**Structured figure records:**
--- BEGIN ---

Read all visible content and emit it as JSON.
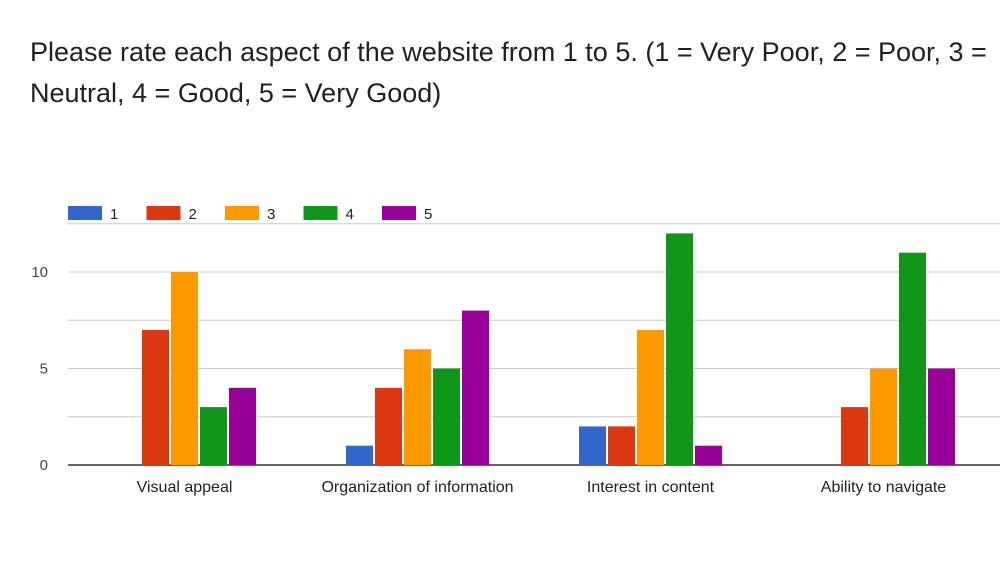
{
  "chart_data": {
    "type": "bar",
    "title": "Please rate each aspect of the website from 1 to 5. (1 = Very Poor, 2 = Poor, 3 = Neutral, 4 = Good, 5 = Very Good)",
    "categories": [
      "Visual appeal",
      "Organization of information",
      "Interest in content",
      "Ability to navigate"
    ],
    "series": [
      {
        "name": "1",
        "color": "#3366cc",
        "values": [
          0,
          1,
          2,
          0
        ]
      },
      {
        "name": "2",
        "color": "#dc3912",
        "values": [
          7,
          4,
          2,
          3
        ]
      },
      {
        "name": "3",
        "color": "#ff9900",
        "values": [
          10,
          6,
          7,
          5
        ]
      },
      {
        "name": "4",
        "color": "#109618",
        "values": [
          3,
          5,
          12,
          11
        ]
      },
      {
        "name": "5",
        "color": "#990099",
        "values": [
          4,
          8,
          1,
          5
        ]
      }
    ],
    "yticks": [
      "0",
      "5",
      "10"
    ],
    "ylim": [
      0,
      12.5
    ],
    "xlabel": "",
    "ylabel": "",
    "grid": true,
    "legend_position": "top-left"
  }
}
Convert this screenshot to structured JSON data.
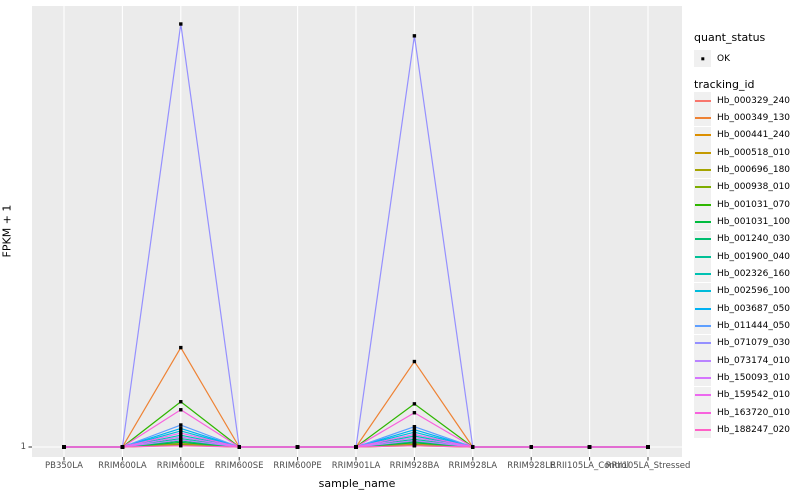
{
  "chart_data": {
    "type": "line",
    "title": "",
    "xlabel": "sample_name",
    "ylabel": "FPKM + 1",
    "categories": [
      "PB350LA",
      "RRIM600LA",
      "RRIM600LE",
      "RRIM600SE",
      "RRIM600PE",
      "RRIM901LA",
      "RRIM928BA",
      "RRIM928LA",
      "RRIM928LE",
      "RRII105LA_Control",
      "RRII105LA_Stressed"
    ],
    "y_axis": {
      "tick_labels": [
        "1"
      ],
      "note": "Only the value 1 is labeled on the y axis; series values below are relative heights (fraction of the tallest spike above the y=1 baseline)."
    },
    "legends": {
      "quant_status": {
        "title": "quant_status",
        "items": [
          {
            "label": "OK",
            "marker": "black-point"
          }
        ]
      },
      "tracking_id": {
        "title": "tracking_id"
      }
    },
    "series": [
      {
        "name": "Hb_000329_240",
        "color": "#F8766D",
        "values": [
          0,
          0,
          0.009,
          0,
          0,
          0,
          0.008,
          0,
          0,
          0,
          0
        ]
      },
      {
        "name": "Hb_000349_130",
        "color": "#EE8234",
        "values": [
          0,
          0,
          0.235,
          0,
          0,
          0,
          0.202,
          0,
          0,
          0,
          0
        ]
      },
      {
        "name": "Hb_000441_240",
        "color": "#DC8F00",
        "values": [
          0,
          0,
          0.007,
          0,
          0,
          0,
          0.006,
          0,
          0,
          0,
          0
        ]
      },
      {
        "name": "Hb_000518_010",
        "color": "#C49A00",
        "values": [
          0,
          0,
          0.005,
          0,
          0,
          0,
          0.004,
          0,
          0,
          0,
          0
        ]
      },
      {
        "name": "Hb_000696_180",
        "color": "#A5A400",
        "values": [
          0,
          0,
          0.004,
          0,
          0,
          0,
          0.003,
          0,
          0,
          0,
          0
        ]
      },
      {
        "name": "Hb_000938_010",
        "color": "#7EAD00",
        "values": [
          0,
          0,
          0.006,
          0,
          0,
          0,
          0.005,
          0,
          0,
          0,
          0
        ]
      },
      {
        "name": "Hb_001031_070",
        "color": "#2FB600",
        "values": [
          0,
          0,
          0.107,
          0,
          0,
          0,
          0.102,
          0,
          0,
          0,
          0
        ]
      },
      {
        "name": "Hb_001031_100",
        "color": "#00BB3E",
        "values": [
          0,
          0,
          0.011,
          0,
          0,
          0,
          0.01,
          0,
          0,
          0,
          0
        ]
      },
      {
        "name": "Hb_001240_030",
        "color": "#00BE70",
        "values": [
          0,
          0,
          0.014,
          0,
          0,
          0,
          0.013,
          0,
          0,
          0,
          0
        ]
      },
      {
        "name": "Hb_001900_040",
        "color": "#00C096",
        "values": [
          0,
          0,
          0.02,
          0,
          0,
          0,
          0.018,
          0,
          0,
          0,
          0
        ]
      },
      {
        "name": "Hb_002326_160",
        "color": "#00C1B2",
        "values": [
          0,
          0,
          0.028,
          0,
          0,
          0,
          0.026,
          0,
          0,
          0,
          0
        ]
      },
      {
        "name": "Hb_002596_100",
        "color": "#00BBDA",
        "values": [
          0,
          0,
          0.038,
          0,
          0,
          0,
          0.035,
          0,
          0,
          0,
          0
        ]
      },
      {
        "name": "Hb_003687_050",
        "color": "#00B1F3",
        "values": [
          0,
          0,
          0.044,
          0,
          0,
          0,
          0.041,
          0,
          0,
          0,
          0
        ]
      },
      {
        "name": "Hb_011444_050",
        "color": "#5E9FFF",
        "values": [
          0,
          0,
          0.052,
          0,
          0,
          0,
          0.048,
          0,
          0,
          0,
          0
        ]
      },
      {
        "name": "Hb_071079_030",
        "color": "#9590FF",
        "values": [
          0,
          0,
          1.0,
          0,
          0,
          0,
          0.972,
          0,
          0,
          0,
          0
        ]
      },
      {
        "name": "Hb_073174_010",
        "color": "#B983FF",
        "values": [
          0,
          0,
          0.017,
          0,
          0,
          0,
          0.015,
          0,
          0,
          0,
          0
        ]
      },
      {
        "name": "Hb_150093_010",
        "color": "#D575FE",
        "values": [
          0,
          0,
          0.024,
          0,
          0,
          0,
          0.022,
          0,
          0,
          0,
          0
        ]
      },
      {
        "name": "Hb_159542_010",
        "color": "#EC69EF",
        "values": [
          0,
          0,
          0.033,
          0,
          0,
          0,
          0.03,
          0,
          0,
          0,
          0
        ]
      },
      {
        "name": "Hb_163720_010",
        "color": "#F862DD",
        "values": [
          0,
          0,
          0.088,
          0,
          0,
          0,
          0.081,
          0,
          0,
          0,
          0
        ]
      },
      {
        "name": "Hb_188247_020",
        "color": "#FF61C7",
        "values": [
          0,
          0,
          0.003,
          0,
          0,
          0,
          0.003,
          0,
          0,
          0,
          0
        ]
      }
    ],
    "layout": {
      "panel_bg": "#EBEBEB",
      "grid_color": "#FFFFFF",
      "point_color": "#000000",
      "legend_key_bg": "#F0F0F0",
      "tick_color": "#333333",
      "tick_label_color": "#4D4D4D",
      "legend_position": "right",
      "grid": "vertical major gridline per category plus horizontal gridline at y=1"
    }
  }
}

--- END ---

**What you will do:**
Copy out all of the material exactly as written, without its pictures.

**Written solution:**
Read all visible content and emit it as JSON.
{
  "chart_data": {
    "type": "bar",
    "title": "Please rate each aspect of the website from 1 to 5. (1 = Very Poor, 2 = Poor, 3 = Neutral, 4 = Good, 5 = Very Good)",
    "categories": [
      "Visual appeal",
      "Organization of information",
      "Interest in content",
      "Ability to navigate"
    ],
    "series": [
      {
        "name": "1",
        "color": "#3366cc",
        "values": [
          0,
          1,
          2,
          0
        ]
      },
      {
        "name": "2",
        "color": "#dc3912",
        "values": [
          7,
          4,
          2,
          3
        ]
      },
      {
        "name": "3",
        "color": "#ff9900",
        "values": [
          10,
          6,
          7,
          5
        ]
      },
      {
        "name": "4",
        "color": "#109618",
        "values": [
          3,
          5,
          12,
          11
        ]
      },
      {
        "name": "5",
        "color": "#990099",
        "values": [
          4,
          8,
          1,
          5
        ]
      }
    ],
    "yticks": [
      "0",
      "5",
      "10"
    ],
    "ylim": [
      0,
      12.5
    ],
    "xlabel": "",
    "ylabel": "",
    "grid": true,
    "legend_position": "top-left"
  }
}
Convert this screenshot to structured JSON data.
{
  "chart_data": {
    "type": "line",
    "title": "",
    "xlabel": "sample_name",
    "ylabel": "FPKM + 1",
    "categories": [
      "PB350LA",
      "RRIM600LA",
      "RRIM600LE",
      "RRIM600SE",
      "RRIM600PE",
      "RRIM901LA",
      "RRIM928BA",
      "RRIM928LA",
      "RRIM928LE",
      "RRII105LA_Control",
      "RRII105LA_Stressed"
    ],
    "y_axis": {
      "tick_labels": [
        "1"
      ],
      "note": "Only the value 1 is labeled on the y axis; series values below are relative heights (fraction of the tallest spike above the y=1 baseline)."
    },
    "legends": {
      "quant_status": {
        "title": "quant_status",
        "items": [
          {
            "label": "OK",
            "marker": "black-point"
          }
        ]
      },
      "tracking_id": {
        "title": "tracking_id"
      }
    },
    "series": [
      {
        "name": "Hb_000329_240",
        "color": "#F8766D",
        "values": [
          0,
          0,
          0.009,
          0,
          0,
          0,
          0.008,
          0,
          0,
          0,
          0
        ]
      },
      {
        "name": "Hb_000349_130",
        "color": "#EE8234",
        "values": [
          0,
          0,
          0.235,
          0,
          0,
          0,
          0.202,
          0,
          0,
          0,
          0
        ]
      },
      {
        "name": "Hb_000441_240",
        "color": "#DC8F00",
        "values": [
          0,
          0,
          0.007,
          0,
          0,
          0,
          0.006,
          0,
          0,
          0,
          0
        ]
      },
      {
        "name": "Hb_000518_010",
        "color": "#C49A00",
        "values": [
          0,
          0,
          0.005,
          0,
          0,
          0,
          0.004,
          0,
          0,
          0,
          0
        ]
      },
      {
        "name": "Hb_000696_180",
        "color": "#A5A400",
        "values": [
          0,
          0,
          0.004,
          0,
          0,
          0,
          0.003,
          0,
          0,
          0,
          0
        ]
      },
      {
        "name": "Hb_000938_010",
        "color": "#7EAD00",
        "values": [
          0,
          0,
          0.006,
          0,
          0,
          0,
          0.005,
          0,
          0,
          0,
          0
        ]
      },
      {
        "name": "Hb_001031_070",
        "color": "#2FB600",
        "values": [
          0,
          0,
          0.107,
          0,
          0,
          0,
          0.102,
          0,
          0,
          0,
          0
        ]
      },
      {
        "name": "Hb_001031_100",
        "color": "#00BB3E",
        "values": [
          0,
          0,
          0.011,
          0,
          0,
          0,
          0.01,
          0,
          0,
          0,
          0
        ]
      },
      {
        "name": "Hb_001240_030",
        "color": "#00BE70",
        "values": [
          0,
          0,
          0.014,
          0,
          0,
          0,
          0.013,
          0,
          0,
          0,
          0
        ]
      },
      {
        "name": "Hb_001900_040",
        "color": "#00C096",
        "values": [
          0,
          0,
          0.02,
          0,
          0,
          0,
          0.018,
          0,
          0,
          0,
          0
        ]
      },
      {
        "name": "Hb_002326_160",
        "color": "#00C1B2",
        "values": [
          0,
          0,
          0.028,
          0,
          0,
          0,
          0.026,
          0,
          0,
          0,
          0
        ]
      },
      {
        "name": "Hb_002596_100",
        "color": "#00BBDA",
        "values": [
          0,
          0,
          0.038,
          0,
          0,
          0,
          0.035,
          0,
          0,
          0,
          0
        ]
      },
      {
        "name": "Hb_003687_050",
        "color": "#00B1F3",
        "values": [
          0,
          0,
          0.044,
          0,
          0,
          0,
          0.041,
          0,
          0,
          0,
          0
        ]
      },
      {
        "name": "Hb_011444_050",
        "color": "#5E9FFF",
        "values": [
          0,
          0,
          0.052,
          0,
          0,
          0,
          0.048,
          0,
          0,
          0,
          0
        ]
      },
      {
        "name": "Hb_071079_030",
        "color": "#9590FF",
        "values": [
          0,
          0,
          1.0,
          0,
          0,
          0,
          0.972,
          0,
          0,
          0,
          0
        ]
      },
      {
        "name": "Hb_073174_010",
        "color": "#B983FF",
        "values": [
          0,
          0,
          0.017,
          0,
          0,
          0,
          0.015,
          0,
          0,
          0,
          0
        ]
      },
      {
        "name": "Hb_150093_010",
        "color": "#D575FE",
        "values": [
          0,
          0,
          0.024,
          0,
          0,
          0,
          0.022,
          0,
          0,
          0,
          0
        ]
      },
      {
        "name": "Hb_159542_010",
        "color": "#EC69EF",
        "values": [
          0,
          0,
          0.033,
          0,
          0,
          0,
          0.03,
          0,
          0,
          0,
          0
        ]
      },
      {
        "name": "Hb_163720_010",
        "color": "#F862DD",
        "values": [
          0,
          0,
          0.088,
          0,
          0,
          0,
          0.081,
          0,
          0,
          0,
          0
        ]
      },
      {
        "name": "Hb_188247_020",
        "color": "#FF61C7",
        "values": [
          0,
          0,
          0.003,
          0,
          0,
          0,
          0.003,
          0,
          0,
          0,
          0
        ]
      }
    ],
    "layout": {
      "panel_bg": "#EBEBEB",
      "grid_color": "#FFFFFF",
      "point_color": "#000000",
      "legend_key_bg": "#F0F0F0",
      "tick_color": "#333333",
      "tick_label_color": "#4D4D4D",
      "legend_position": "right",
      "grid": "vertical major gridline per category plus horizontal gridline at y=1"
    }
  }
}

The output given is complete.